#### 入力行:
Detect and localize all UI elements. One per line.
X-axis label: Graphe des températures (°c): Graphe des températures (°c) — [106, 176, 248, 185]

* * *

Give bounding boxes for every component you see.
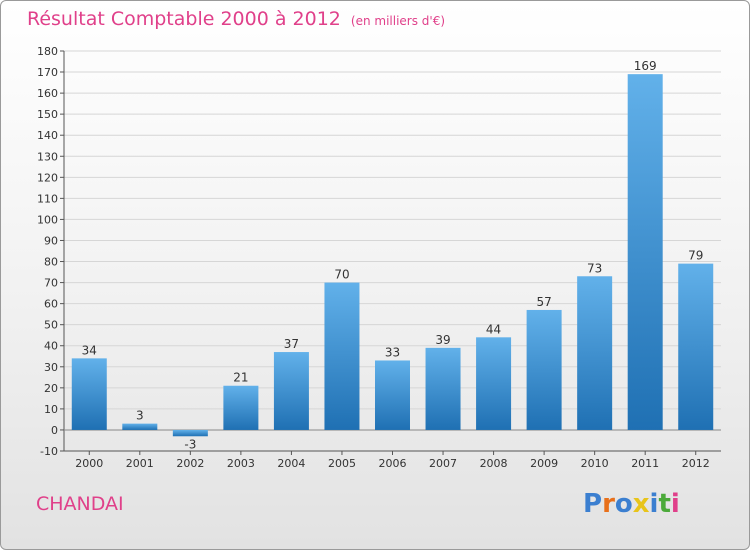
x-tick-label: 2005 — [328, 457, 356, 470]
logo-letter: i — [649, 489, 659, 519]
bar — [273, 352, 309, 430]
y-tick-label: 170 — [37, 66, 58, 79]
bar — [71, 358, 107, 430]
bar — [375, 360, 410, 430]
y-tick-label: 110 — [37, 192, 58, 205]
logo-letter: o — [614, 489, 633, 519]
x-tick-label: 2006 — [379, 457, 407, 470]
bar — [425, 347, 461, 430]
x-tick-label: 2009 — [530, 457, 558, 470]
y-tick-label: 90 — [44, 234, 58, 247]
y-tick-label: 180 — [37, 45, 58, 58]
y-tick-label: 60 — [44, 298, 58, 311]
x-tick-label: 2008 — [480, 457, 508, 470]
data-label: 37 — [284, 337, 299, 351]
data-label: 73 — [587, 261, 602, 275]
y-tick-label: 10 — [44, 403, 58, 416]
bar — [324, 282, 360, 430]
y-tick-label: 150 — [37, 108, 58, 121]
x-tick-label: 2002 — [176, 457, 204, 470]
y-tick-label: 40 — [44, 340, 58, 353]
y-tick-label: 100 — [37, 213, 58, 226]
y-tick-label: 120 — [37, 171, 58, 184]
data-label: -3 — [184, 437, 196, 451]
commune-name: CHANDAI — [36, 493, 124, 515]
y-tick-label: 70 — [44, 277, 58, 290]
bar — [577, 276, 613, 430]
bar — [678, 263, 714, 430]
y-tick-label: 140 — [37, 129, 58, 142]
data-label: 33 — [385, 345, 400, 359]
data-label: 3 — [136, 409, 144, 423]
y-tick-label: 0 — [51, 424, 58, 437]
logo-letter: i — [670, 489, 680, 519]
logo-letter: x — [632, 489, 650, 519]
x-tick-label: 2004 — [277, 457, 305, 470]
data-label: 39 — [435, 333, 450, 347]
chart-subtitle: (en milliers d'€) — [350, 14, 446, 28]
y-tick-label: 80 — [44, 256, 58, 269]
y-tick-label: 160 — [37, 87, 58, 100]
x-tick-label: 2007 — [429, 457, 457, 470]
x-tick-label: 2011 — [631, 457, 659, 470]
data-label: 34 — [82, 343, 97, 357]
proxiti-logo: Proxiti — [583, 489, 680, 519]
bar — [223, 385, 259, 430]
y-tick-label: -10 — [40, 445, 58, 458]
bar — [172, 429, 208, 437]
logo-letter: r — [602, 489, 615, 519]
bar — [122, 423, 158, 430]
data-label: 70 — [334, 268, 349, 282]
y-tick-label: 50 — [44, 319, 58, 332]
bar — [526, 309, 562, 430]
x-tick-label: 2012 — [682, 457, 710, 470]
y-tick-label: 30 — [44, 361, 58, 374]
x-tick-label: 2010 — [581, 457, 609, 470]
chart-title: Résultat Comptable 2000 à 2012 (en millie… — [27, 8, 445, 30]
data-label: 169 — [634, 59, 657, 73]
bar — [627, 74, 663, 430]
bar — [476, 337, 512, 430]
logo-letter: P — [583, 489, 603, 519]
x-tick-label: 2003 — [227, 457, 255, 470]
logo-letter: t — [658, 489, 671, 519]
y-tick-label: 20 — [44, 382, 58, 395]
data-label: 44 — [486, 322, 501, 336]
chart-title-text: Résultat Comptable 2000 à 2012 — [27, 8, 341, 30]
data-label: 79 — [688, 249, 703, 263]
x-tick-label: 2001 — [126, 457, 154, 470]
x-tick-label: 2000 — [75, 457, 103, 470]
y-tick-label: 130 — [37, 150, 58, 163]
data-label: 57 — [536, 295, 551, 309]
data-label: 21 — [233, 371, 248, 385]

#### 問題の詳細:
「Give bounding boxes」を含む行から「data-label: 37 — [284, 337, 299, 351]」を含む行までを、「bar」を「column」に置き換え、ほかは一切変えずに書き直してください。画像は出力に含めないこと。

#### 回答全文:
Give bounding boxes for every component you see.
x-tick-label: 2005 — [328, 457, 356, 470]
logo-letter: i — [649, 489, 659, 519]
column — [273, 352, 309, 430]
y-tick-label: 170 — [37, 66, 58, 79]
column — [71, 358, 107, 430]
column — [375, 360, 410, 430]
y-tick-label: 110 — [37, 192, 58, 205]
logo-letter: o — [614, 489, 633, 519]
x-tick-label: 2006 — [379, 457, 407, 470]
column — [425, 347, 461, 430]
x-tick-label: 2009 — [530, 457, 558, 470]
y-tick-label: 90 — [44, 234, 58, 247]
y-tick-label: 180 — [37, 45, 58, 58]
y-tick-label: 60 — [44, 298, 58, 311]
x-tick-label: 2008 — [480, 457, 508, 470]
data-label: 37 — [284, 337, 299, 351]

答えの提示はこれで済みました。